Drop all images and give the records again exactly.

>> Start Working data

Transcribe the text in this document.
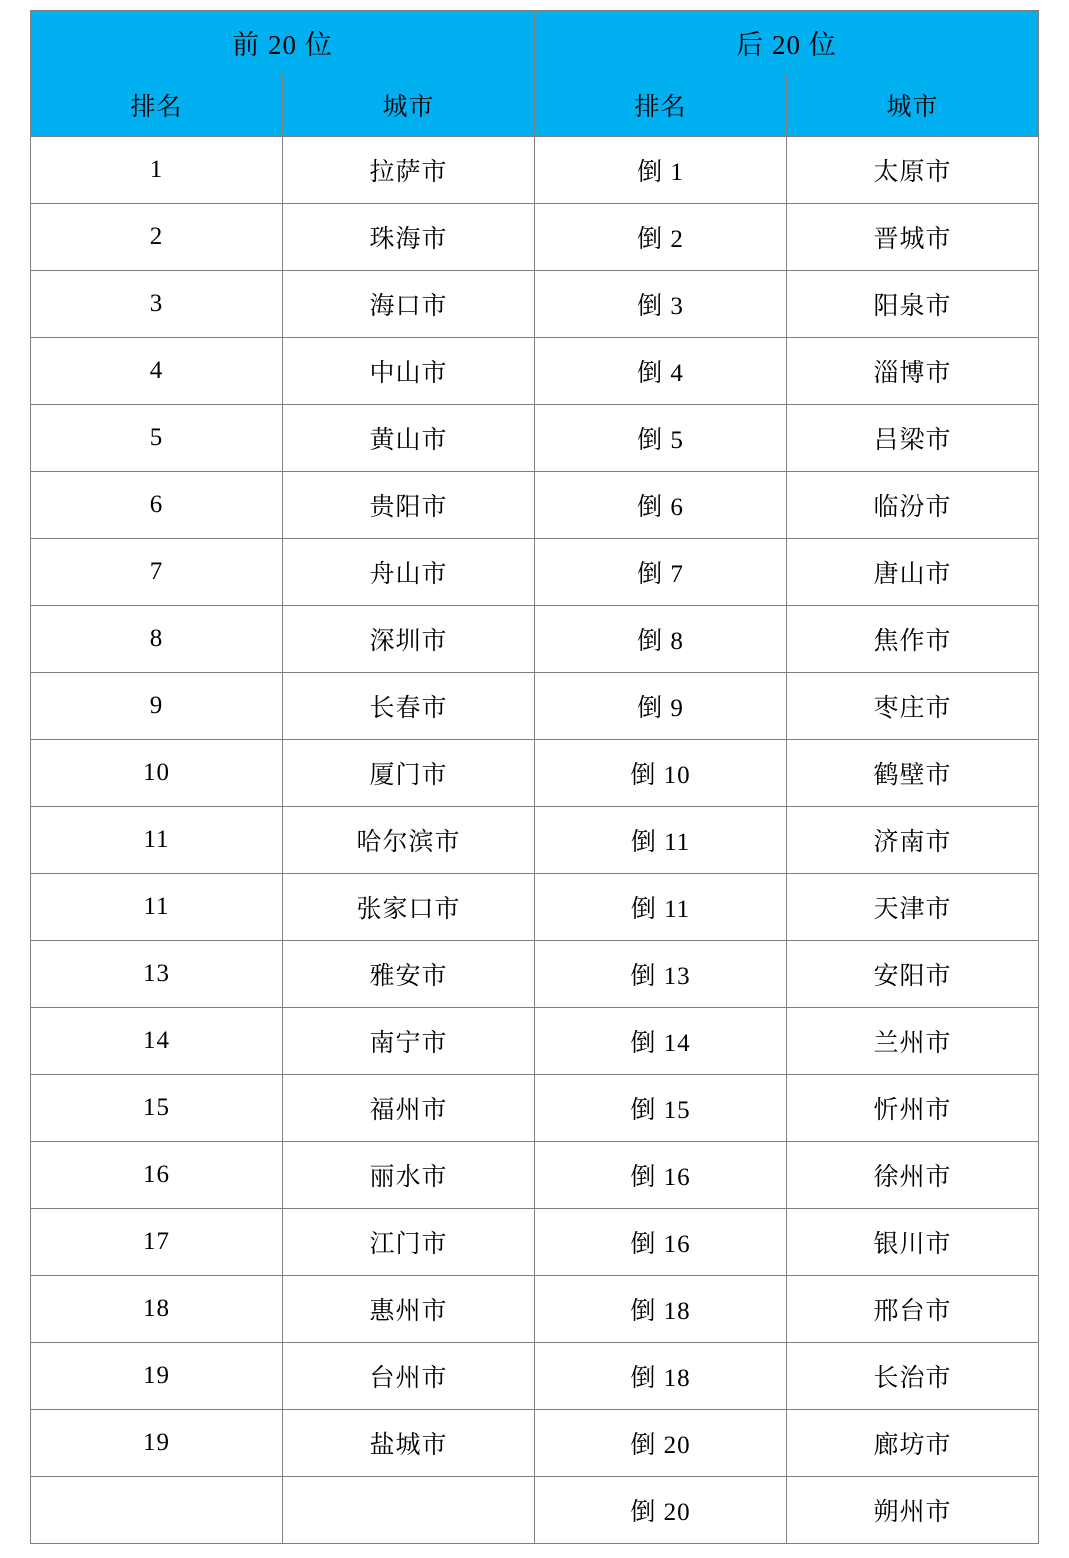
前 20 位		后 20 位	
排名	城市	排名	城市
1	拉萨市	倒 1	太原市
2	珠海市	倒 2	晋城市
3	海口市	倒 3	阳泉市
4	中山市	倒 4	淄博市
5	黄山市	倒 5	吕梁市
6	贵阳市	倒 6	临汾市
7	舟山市	倒 7	唐山市
8	深圳市	倒 8	焦作市
9	长春市	倒 9	枣庄市
10	厦门市	倒 10	鹤壁市
11	哈尔滨市	倒 11	济南市
11	张家口市	倒 11	天津市
13	雅安市	倒 13	安阳市
14	南宁市	倒 14	兰州市
15	福州市	倒 15	忻州市
16	丽水市	倒 16	徐州市
17	江门市	倒 16	银川市
18	惠州市	倒 18	邢台市
19	台州市	倒 18	长治市
19	盐城市	倒 20	廊坊市
		倒 20	朔州市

>> End Working data

• Response to the exercise:
Transcribe the text in this document.
前 20 位		后 20 位	
排名	城市	排名	城市
1	拉萨市	倒 1	太原市
2	珠海市	倒 2	晋城市
3	海口市	倒 3	阳泉市
4	中山市	倒 4	淄博市
5	黄山市	倒 5	吕梁市
6	贵阳市	倒 6	临汾市
7	舟山市	倒 7	唐山市
8	深圳市	倒 8	焦作市
9	长春市	倒 9	枣庄市
10	厦门市	倒 10	鹤壁市
11	哈尔滨市	倒 11	济南市
11	张家口市	倒 11	天津市
13	雅安市	倒 13	安阳市
14	南宁市	倒 14	兰州市
15	福州市	倒 15	忻州市
16	丽水市	倒 16	徐州市
17	江门市	倒 16	银川市
18	惠州市	倒 18	邢台市
19	台州市	倒 18	长治市
19	盐城市	倒 20	廊坊市
		倒 20	朔州市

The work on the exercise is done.